*** Exercise data ***

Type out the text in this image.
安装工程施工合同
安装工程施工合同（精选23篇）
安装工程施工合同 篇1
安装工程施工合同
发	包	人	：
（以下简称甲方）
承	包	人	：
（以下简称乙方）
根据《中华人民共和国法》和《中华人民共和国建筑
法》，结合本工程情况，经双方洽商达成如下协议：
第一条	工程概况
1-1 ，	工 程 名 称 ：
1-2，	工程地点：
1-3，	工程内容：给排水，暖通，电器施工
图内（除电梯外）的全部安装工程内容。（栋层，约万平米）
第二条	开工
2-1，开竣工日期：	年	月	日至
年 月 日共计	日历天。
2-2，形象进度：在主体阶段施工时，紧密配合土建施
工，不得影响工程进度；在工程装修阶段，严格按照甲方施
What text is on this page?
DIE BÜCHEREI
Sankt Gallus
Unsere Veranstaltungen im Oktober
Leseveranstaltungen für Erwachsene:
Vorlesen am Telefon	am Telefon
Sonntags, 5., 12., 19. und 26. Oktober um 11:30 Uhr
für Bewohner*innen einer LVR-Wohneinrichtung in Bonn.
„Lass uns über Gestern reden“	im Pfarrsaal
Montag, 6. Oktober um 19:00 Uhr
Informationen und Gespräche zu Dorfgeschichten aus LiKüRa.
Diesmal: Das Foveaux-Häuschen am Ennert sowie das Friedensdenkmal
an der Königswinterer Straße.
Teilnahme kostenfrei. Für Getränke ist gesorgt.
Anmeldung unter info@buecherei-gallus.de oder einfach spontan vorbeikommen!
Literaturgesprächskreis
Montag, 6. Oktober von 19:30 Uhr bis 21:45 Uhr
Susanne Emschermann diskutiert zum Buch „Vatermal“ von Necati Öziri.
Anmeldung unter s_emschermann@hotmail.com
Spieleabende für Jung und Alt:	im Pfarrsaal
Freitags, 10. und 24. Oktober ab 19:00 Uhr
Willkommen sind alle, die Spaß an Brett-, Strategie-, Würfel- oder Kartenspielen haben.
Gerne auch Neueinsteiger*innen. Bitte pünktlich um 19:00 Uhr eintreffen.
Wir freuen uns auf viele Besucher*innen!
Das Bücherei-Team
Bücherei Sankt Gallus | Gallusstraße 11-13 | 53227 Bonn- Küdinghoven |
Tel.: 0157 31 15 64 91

***

Challenge
Quote the material exactly, leaving nothing out.

The output
Type out the text in this image.
安装工程施工合同
安装工程施工合同（精选23篇）
安装工程施工合同 篇1
安装工程施工合同
发	包	人	：
（以下简称甲方）
承	包	人	：
（以下简称乙方）
根据《中华人民共和国法》和《中华人民共和国建筑
法》，结合本工程情况，经双方洽商达成如下协议：
第一条	工程概况
1-1 ，	工 程 名 称 ：
1-2，	工程地点：
1-3，	工程内容：给排水，暖通，电器施工
图内（除电梯外）的全部安装工程内容。（栋层，约万平米）
第二条	开工
2-1，开竣工日期：	年	月	日至
年 月 日共计	日历天。
2-2，形象进度：在主体阶段施工时，紧密配合土建施
工，不得影响工程进度；在工程装修阶段，严格按照甲方施
What text is on this page?
DIE BÜCHEREI
Sankt Gallus
Unsere Veranstaltungen im Oktober
Leseveranstaltungen für Erwachsene:
Vorlesen am Telefon	am Telefon
Sonntags, 5., 12., 19. und 26. Oktober um 11:30 Uhr
für Bewohner*innen einer LVR-Wohneinrichtung in Bonn.
„Lass uns über Gestern reden“	im Pfarrsaal
Montag, 6. Oktober um 19:00 Uhr
Informationen und Gespräche zu Dorfgeschichten aus LiKüRa.
Diesmal: Das Foveaux-Häuschen am Ennert sowie das Friedensdenkmal
an der Königswinterer Straße.
Teilnahme kostenfrei. Für Getränke ist gesorgt.
Anmeldung unter info@buecherei-gallus.de oder einfach spontan vorbeikommen!
Literaturgesprächskreis
Montag, 6. Oktober von 19:30 Uhr bis 21:45 Uhr
Susanne Emschermann diskutiert zum Buch „Vatermal“ von Necati Öziri.
Anmeldung unter s_emschermann@hotmail.com
Spieleabende für Jung und Alt:	im Pfarrsaal
Freitags, 10. und 24. Oktober ab 19:00 Uhr
Willkommen sind alle, die Spaß an Brett-, Strategie-, Würfel- oder Kartenspielen haben.
Gerne auch Neueinsteiger*innen. Bitte pünktlich um 19:00 Uhr eintreffen.
Wir freuen uns auf viele Besucher*innen!
Das Bücherei-Team
Bücherei Sankt Gallus | Gallusstraße 11-13 | 53227 Bonn- Küdinghoven |
Tel.: 0157 31 15 64 91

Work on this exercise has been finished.